▶ Data for processing
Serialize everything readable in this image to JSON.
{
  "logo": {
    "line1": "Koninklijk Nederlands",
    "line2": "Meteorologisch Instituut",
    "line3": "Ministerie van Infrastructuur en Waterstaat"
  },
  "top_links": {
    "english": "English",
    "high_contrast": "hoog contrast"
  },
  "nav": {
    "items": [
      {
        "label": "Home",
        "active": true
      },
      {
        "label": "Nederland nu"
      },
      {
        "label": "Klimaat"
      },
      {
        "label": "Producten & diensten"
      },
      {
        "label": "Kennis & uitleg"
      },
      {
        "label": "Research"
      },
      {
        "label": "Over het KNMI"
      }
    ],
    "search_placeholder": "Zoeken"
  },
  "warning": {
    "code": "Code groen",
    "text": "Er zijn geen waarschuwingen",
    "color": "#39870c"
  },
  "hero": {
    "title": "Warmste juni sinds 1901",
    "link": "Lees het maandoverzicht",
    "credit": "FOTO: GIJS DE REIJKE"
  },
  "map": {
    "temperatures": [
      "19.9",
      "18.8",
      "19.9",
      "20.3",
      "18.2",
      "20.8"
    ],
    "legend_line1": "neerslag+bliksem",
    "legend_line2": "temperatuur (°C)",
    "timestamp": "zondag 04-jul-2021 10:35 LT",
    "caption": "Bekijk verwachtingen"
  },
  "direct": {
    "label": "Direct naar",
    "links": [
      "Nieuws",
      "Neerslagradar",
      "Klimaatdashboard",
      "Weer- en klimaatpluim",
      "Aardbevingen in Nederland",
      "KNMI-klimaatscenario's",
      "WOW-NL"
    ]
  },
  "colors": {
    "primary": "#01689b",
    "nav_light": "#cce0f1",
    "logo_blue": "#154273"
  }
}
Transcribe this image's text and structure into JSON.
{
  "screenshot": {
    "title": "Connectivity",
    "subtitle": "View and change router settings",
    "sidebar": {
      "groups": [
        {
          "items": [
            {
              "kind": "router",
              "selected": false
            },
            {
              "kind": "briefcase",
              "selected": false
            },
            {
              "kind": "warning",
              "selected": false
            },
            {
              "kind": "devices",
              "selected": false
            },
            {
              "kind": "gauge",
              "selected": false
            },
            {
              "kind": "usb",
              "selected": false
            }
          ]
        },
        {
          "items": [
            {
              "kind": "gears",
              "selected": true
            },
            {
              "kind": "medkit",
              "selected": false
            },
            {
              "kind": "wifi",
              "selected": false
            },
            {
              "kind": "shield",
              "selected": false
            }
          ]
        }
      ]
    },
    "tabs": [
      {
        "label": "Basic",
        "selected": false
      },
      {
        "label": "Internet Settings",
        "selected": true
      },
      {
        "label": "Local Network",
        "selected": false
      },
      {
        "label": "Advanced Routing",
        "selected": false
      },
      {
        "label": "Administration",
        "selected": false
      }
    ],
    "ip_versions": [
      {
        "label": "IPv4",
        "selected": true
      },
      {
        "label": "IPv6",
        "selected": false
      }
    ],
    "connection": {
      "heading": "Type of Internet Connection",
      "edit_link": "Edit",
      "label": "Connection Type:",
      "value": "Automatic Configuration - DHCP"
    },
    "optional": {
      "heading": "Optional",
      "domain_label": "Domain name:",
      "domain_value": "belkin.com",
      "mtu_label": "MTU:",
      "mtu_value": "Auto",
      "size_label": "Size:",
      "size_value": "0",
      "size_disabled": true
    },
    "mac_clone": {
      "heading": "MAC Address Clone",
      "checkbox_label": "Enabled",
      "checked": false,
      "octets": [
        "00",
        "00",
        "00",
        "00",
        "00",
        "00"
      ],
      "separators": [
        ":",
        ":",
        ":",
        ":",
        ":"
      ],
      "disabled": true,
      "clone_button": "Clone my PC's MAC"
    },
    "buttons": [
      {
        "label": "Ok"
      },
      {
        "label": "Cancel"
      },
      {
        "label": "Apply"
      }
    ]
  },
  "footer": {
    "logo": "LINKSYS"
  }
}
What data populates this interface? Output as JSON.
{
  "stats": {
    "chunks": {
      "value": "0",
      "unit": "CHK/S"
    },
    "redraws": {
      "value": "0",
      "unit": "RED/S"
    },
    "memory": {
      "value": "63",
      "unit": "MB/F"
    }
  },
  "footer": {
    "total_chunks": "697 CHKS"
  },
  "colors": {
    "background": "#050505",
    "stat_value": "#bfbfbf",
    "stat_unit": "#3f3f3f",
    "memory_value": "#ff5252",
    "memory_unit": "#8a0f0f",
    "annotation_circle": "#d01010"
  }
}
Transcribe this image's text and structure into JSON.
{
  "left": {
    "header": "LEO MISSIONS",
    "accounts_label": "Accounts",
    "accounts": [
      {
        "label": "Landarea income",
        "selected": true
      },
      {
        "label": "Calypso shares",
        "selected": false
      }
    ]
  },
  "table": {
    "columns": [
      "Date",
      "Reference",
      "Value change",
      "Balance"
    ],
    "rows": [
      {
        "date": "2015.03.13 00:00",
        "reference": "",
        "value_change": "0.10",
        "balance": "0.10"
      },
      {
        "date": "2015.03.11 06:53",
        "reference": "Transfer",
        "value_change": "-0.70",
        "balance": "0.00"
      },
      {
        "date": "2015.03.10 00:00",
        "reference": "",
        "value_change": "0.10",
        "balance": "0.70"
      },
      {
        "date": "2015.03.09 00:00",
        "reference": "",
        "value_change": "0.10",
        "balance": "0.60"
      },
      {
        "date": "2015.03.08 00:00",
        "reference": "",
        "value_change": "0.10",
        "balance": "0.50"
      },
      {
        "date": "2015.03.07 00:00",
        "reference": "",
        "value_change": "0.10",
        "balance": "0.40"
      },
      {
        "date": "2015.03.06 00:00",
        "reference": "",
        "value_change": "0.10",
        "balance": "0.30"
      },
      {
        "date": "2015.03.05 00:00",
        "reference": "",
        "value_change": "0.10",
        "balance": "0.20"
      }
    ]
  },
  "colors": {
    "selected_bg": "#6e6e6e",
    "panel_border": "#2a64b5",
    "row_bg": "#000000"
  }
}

▶ What the task asks
Go through the entries and repeat each one exactly.

▶ Solution to this problem
Serialize everything readable in this image to JSON.
{
  "logo": {
    "line1": "Koninklijk Nederlands",
    "line2": "Meteorologisch Instituut",
    "line3": "Ministerie van Infrastructuur en Waterstaat"
  },
  "top_links": {
    "english": "English",
    "high_contrast": "hoog contrast"
  },
  "nav": {
    "items": [
      {
        "label": "Home",
        "active": true
      },
      {
        "label": "Nederland nu"
      },
      {
        "label": "Klimaat"
      },
      {
        "label": "Producten & diensten"
      },
      {
        "label": "Kennis & uitleg"
      },
      {
        "label": "Research"
      },
      {
        "label": "Over het KNMI"
      }
    ],
    "search_placeholder": "Zoeken"
  },
  "warning": {
    "code": "Code groen",
    "text": "Er zijn geen waarschuwingen",
    "color": "#39870c"
  },
  "hero": {
    "title": "Warmste juni sinds 1901",
    "link": "Lees het maandoverzicht",
    "credit": "FOTO: GIJS DE REIJKE"
  },
  "map": {
    "temperatures": [
      "19.9",
      "18.8",
      "19.9",
      "20.3",
      "18.2",
      "20.8"
    ],
    "legend_line1": "neerslag+bliksem",
    "legend_line2": "temperatuur (°C)",
    "timestamp": "zondag 04-jul-2021 10:35 LT",
    "caption": "Bekijk verwachtingen"
  },
  "direct": {
    "label": "Direct naar",
    "links": [
      "Nieuws",
      "Neerslagradar",
      "Klimaatdashboard",
      "Weer- en klimaatpluim",
      "Aardbevingen in Nederland",
      "KNMI-klimaatscenario's",
      "WOW-NL"
    ]
  },
  "colors": {
    "primary": "#01689b",
    "nav_light": "#cce0f1",
    "logo_blue": "#154273"
  }
}
Transcribe this image's text and structure into JSON.
{
  "screenshot": {
    "title": "Connectivity",
    "subtitle": "View and change router settings",
    "sidebar": {
      "groups": [
        {
          "items": [
            {
              "kind": "router",
              "selected": false
            },
            {
              "kind": "briefcase",
              "selected": false
            },
            {
              "kind": "warning",
              "selected": false
            },
            {
              "kind": "devices",
              "selected": false
            },
            {
              "kind": "gauge",
              "selected": false
            },
            {
              "kind": "usb",
              "selected": false
            }
          ]
        },
        {
          "items": [
            {
              "kind": "gears",
              "selected": true
            },
            {
              "kind": "medkit",
              "selected": false
            },
            {
              "kind": "wifi",
              "selected": false
            },
            {
              "kind": "shield",
              "selected": false
            }
          ]
        }
      ]
    },
    "tabs": [
      {
        "label": "Basic",
        "selected": false
      },
      {
        "label": "Internet Settings",
        "selected": true
      },
      {
        "label": "Local Network",
        "selected": false
      },
      {
        "label": "Advanced Routing",
        "selected": false
      },
      {
        "label": "Administration",
        "selected": false
      }
    ],
    "ip_versions": [
      {
        "label": "IPv4",
        "selected": true
      },
      {
        "label": "IPv6",
        "selected": false
      }
    ],
    "connection": {
      "heading": "Type of Internet Connection",
      "edit_link": "Edit",
      "label": "Connection Type:",
      "value": "Automatic Configuration - DHCP"
    },
    "optional": {
      "heading": "Optional",
      "domain_label": "Domain name:",
      "domain_value": "belkin.com",
      "mtu_label": "MTU:",
      "mtu_value": "Auto",
      "size_label": "Size:",
      "size_value": "0",
      "size_disabled": true
    },
    "mac_clone": {
      "heading": "MAC Address Clone",
      "checkbox_label": "Enabled",
      "checked": false,
      "octets": [
        "00",
        "00",
        "00",
        "00",
        "00",
        "00"
      ],
      "separators": [
        ":",
        ":",
        ":",
        ":",
        ":"
      ],
      "disabled": true,
      "clone_button": "Clone my PC's MAC"
    },
    "buttons": [
      {
        "label": "Ok"
      },
      {
        "label": "Cancel"
      },
      {
        "label": "Apply"
      }
    ]
  },
  "footer": {
    "logo": "LINKSYS"
  }
}
What data populates this interface? Output as JSON.
{
  "stats": {
    "chunks": {
      "value": "0",
      "unit": "CHK/S"
    },
    "redraws": {
      "value": "0",
      "unit": "RED/S"
    },
    "memory": {
      "value": "63",
      "unit": "MB/F"
    }
  },
  "footer": {
    "total_chunks": "697 CHKS"
  },
  "colors": {
    "background": "#050505",
    "stat_value": "#bfbfbf",
    "stat_unit": "#3f3f3f",
    "memory_value": "#ff5252",
    "memory_unit": "#8a0f0f",
    "annotation_circle": "#d01010"
  }
}
Transcribe this image's text and structure into JSON.
{
  "left": {
    "header": "LEO MISSIONS",
    "accounts_label": "Accounts",
    "accounts": [
      {
        "label": "Landarea income",
        "selected": true
      },
      {
        "label": "Calypso shares",
        "selected": false
      }
    ]
  },
  "table": {
    "columns": [
      "Date",
      "Reference",
      "Value change",
      "Balance"
    ],
    "rows": [
      {
        "date": "2015.03.13 00:00",
        "reference": "",
        "value_change": "0.10",
        "balance": "0.10"
      },
      {
        "date": "2015.03.11 06:53",
        "reference": "Transfer",
        "value_change": "-0.70",
        "balance": "0.00"
      },
      {
        "date": "2015.03.10 00:00",
        "reference": "",
        "value_change": "0.10",
        "balance": "0.70"
      },
      {
        "date": "2015.03.09 00:00",
        "reference": "",
        "value_change": "0.10",
        "balance": "0.60"
      },
      {
        "date": "2015.03.08 00:00",
        "reference": "",
        "value_change": "0.10",
        "balance": "0.50"
      },
      {
        "date": "2015.03.07 00:00",
        "reference": "",
        "value_change": "0.10",
        "balance": "0.40"
      },
      {
        "date": "2015.03.06 00:00",
        "reference": "",
        "value_change": "0.10",
        "balance": "0.30"
      },
      {
        "date": "2015.03.05 00:00",
        "reference": "",
        "value_change": "0.10",
        "balance": "0.20"
      }
    ]
  },
  "colors": {
    "selected_bg": "#6e6e6e",
    "panel_border": "#2a64b5",
    "row_bg": "#000000"
  }
}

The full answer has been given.